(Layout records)

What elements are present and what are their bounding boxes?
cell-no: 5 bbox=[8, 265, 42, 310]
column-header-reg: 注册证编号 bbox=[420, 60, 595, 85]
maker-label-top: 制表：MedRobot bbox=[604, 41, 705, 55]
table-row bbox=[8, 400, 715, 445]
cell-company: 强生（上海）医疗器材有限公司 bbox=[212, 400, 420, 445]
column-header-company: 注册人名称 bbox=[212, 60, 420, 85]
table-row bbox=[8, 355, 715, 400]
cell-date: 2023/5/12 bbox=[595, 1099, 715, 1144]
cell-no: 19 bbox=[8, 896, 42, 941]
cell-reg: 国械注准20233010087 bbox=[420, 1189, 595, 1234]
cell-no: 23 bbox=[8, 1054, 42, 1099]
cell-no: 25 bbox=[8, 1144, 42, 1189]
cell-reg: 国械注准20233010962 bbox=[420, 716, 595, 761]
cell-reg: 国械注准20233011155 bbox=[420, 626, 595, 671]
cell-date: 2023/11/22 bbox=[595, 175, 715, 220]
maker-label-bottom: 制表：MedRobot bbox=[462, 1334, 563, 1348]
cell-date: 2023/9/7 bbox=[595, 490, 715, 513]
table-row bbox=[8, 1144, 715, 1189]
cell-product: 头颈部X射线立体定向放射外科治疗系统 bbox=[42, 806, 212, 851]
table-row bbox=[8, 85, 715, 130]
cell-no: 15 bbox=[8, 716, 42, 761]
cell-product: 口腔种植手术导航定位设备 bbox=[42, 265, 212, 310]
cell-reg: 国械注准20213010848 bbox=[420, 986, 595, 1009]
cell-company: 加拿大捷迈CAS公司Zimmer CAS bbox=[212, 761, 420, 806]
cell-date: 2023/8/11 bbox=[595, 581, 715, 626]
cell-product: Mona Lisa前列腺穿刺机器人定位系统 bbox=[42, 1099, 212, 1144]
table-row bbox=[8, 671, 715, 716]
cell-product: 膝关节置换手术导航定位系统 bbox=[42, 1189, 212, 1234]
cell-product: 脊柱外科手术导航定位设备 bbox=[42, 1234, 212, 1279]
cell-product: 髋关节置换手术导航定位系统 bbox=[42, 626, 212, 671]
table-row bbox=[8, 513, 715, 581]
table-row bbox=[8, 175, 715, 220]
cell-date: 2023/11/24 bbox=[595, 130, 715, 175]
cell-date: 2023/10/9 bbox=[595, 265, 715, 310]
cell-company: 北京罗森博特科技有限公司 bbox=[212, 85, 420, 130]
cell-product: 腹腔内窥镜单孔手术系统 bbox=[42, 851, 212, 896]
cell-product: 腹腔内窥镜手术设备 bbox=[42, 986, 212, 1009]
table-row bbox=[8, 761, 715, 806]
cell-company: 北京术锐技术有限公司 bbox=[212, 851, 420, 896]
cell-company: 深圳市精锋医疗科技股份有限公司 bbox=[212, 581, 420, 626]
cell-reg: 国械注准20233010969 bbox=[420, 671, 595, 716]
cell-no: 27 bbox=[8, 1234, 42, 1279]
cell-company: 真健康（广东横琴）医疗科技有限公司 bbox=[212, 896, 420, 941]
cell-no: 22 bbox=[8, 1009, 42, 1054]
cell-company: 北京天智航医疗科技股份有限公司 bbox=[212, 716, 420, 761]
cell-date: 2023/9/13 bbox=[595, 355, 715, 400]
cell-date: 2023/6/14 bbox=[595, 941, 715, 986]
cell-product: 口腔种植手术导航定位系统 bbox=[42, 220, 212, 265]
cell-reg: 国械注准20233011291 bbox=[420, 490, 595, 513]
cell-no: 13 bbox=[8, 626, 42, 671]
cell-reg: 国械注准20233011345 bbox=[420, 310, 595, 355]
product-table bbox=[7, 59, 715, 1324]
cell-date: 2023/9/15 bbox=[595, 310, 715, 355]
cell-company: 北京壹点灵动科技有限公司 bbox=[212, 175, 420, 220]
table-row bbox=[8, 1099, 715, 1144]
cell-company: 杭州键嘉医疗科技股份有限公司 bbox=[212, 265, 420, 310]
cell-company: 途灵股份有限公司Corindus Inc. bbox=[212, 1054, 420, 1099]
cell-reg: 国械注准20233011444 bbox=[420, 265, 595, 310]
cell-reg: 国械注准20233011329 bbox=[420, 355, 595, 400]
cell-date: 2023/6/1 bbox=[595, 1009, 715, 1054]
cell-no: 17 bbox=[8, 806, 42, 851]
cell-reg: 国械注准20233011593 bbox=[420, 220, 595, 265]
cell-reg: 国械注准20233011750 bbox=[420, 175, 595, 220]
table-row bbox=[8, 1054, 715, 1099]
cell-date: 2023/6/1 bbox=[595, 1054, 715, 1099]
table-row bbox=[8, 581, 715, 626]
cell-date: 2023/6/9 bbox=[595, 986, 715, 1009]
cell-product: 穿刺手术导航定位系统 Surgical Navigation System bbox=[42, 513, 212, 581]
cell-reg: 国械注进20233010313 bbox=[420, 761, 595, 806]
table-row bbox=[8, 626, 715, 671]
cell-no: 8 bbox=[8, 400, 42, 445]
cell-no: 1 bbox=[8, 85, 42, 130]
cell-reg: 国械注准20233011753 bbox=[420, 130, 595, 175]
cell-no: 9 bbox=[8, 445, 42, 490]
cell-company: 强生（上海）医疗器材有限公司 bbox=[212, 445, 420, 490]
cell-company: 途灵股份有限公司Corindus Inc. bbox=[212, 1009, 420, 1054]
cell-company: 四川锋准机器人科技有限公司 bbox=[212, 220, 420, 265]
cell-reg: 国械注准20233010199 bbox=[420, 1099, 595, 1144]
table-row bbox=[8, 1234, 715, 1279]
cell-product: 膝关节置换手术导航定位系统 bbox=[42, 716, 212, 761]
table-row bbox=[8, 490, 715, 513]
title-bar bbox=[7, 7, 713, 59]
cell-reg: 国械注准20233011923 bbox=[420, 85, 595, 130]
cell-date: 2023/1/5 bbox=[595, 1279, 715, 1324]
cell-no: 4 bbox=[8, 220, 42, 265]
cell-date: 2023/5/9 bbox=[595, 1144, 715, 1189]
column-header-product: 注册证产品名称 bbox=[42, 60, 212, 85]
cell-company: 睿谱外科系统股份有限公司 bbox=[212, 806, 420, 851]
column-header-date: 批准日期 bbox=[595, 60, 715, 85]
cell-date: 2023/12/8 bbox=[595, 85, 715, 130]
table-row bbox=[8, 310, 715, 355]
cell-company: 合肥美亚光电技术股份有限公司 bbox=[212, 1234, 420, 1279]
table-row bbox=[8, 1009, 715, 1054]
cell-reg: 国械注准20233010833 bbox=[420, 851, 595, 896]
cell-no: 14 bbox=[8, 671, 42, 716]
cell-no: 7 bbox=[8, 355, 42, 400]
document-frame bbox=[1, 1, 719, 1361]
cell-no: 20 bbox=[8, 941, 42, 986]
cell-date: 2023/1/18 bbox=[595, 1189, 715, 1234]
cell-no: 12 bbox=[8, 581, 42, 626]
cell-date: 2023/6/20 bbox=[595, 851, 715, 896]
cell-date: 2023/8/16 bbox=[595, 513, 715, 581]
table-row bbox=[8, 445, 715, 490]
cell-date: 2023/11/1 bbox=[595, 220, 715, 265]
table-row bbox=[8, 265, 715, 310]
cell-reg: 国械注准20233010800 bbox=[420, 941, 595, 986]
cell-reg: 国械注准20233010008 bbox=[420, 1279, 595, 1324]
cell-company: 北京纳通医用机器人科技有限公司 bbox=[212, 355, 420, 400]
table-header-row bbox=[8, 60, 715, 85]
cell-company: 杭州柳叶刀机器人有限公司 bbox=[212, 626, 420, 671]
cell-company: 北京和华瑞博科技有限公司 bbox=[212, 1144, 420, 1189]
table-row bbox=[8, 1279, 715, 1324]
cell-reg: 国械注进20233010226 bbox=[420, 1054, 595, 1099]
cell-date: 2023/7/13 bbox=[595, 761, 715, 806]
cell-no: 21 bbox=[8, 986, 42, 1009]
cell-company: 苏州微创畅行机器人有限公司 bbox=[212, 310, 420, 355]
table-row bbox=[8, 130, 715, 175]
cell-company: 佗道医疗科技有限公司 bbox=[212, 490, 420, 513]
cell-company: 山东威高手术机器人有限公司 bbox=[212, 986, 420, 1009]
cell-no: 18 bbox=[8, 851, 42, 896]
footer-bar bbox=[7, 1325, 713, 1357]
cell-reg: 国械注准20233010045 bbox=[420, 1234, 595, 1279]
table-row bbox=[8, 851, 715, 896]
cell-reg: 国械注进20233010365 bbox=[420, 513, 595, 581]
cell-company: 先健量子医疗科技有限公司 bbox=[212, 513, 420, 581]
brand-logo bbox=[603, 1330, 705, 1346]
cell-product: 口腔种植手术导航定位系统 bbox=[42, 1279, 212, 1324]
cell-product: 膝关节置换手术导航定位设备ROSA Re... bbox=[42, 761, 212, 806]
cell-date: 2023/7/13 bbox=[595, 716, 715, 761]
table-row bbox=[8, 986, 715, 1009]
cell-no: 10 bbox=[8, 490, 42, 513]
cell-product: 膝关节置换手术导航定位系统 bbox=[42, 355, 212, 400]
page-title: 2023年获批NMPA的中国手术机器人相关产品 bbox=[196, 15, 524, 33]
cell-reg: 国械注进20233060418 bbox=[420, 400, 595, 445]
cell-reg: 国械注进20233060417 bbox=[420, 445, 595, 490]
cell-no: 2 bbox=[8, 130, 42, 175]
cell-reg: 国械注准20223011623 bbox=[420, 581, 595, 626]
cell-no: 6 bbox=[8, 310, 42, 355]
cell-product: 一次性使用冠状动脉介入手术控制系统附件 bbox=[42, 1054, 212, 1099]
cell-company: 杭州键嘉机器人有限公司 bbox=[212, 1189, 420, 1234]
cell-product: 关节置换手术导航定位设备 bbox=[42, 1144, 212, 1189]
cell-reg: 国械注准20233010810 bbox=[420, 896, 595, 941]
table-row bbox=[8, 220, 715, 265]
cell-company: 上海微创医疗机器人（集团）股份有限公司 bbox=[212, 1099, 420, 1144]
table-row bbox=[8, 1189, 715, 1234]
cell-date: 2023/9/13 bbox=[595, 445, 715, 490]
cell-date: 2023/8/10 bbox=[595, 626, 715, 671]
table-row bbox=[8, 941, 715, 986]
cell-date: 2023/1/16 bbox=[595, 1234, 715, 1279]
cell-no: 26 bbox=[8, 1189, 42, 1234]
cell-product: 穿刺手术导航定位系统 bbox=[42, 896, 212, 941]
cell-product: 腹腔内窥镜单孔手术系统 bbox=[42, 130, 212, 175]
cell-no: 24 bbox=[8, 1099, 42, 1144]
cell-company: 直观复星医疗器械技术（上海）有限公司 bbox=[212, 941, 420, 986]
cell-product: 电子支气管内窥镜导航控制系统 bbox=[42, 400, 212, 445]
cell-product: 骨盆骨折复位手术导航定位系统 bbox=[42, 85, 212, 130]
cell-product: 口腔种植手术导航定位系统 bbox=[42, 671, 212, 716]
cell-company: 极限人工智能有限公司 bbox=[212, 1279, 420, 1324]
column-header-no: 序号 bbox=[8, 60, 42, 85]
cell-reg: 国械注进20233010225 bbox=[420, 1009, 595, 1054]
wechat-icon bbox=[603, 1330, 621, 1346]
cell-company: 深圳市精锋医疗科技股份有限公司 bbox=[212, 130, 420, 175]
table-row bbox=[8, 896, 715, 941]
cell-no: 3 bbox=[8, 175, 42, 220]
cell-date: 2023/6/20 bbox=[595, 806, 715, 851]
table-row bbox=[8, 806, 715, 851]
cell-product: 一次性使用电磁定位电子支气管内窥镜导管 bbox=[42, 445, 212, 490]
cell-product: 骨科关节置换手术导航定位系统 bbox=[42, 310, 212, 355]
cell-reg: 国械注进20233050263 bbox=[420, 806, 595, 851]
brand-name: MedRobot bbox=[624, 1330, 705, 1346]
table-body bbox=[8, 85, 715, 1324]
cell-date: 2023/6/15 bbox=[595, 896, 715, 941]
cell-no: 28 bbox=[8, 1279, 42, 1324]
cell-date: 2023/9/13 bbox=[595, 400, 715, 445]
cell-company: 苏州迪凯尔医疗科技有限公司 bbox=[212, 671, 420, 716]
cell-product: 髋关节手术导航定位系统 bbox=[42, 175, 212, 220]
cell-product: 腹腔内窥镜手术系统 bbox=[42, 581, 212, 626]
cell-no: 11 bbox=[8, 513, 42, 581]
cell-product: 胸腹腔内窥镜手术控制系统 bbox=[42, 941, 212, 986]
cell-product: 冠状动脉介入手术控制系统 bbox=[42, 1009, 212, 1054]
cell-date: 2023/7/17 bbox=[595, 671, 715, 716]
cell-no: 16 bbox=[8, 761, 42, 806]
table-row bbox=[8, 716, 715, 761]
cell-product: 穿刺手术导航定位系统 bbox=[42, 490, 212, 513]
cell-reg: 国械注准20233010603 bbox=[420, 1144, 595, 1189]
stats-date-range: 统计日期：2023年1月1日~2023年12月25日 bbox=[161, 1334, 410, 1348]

*Written instruction:*
Copy out everything from the start of the material down to the line containing "table-row bbox=[8, 355, 715, 400]", with that line included.

*Worked answer:*
What elements are present and what are their bounding boxes?
cell-no: 5 bbox=[8, 265, 42, 310]
column-header-reg: 注册证编号 bbox=[420, 60, 595, 85]
maker-label-top: 制表：MedRobot bbox=[604, 41, 705, 55]
table-row bbox=[8, 400, 715, 445]
cell-company: 强生（上海）医疗器材有限公司 bbox=[212, 400, 420, 445]
column-header-company: 注册人名称 bbox=[212, 60, 420, 85]
table-row bbox=[8, 355, 715, 400]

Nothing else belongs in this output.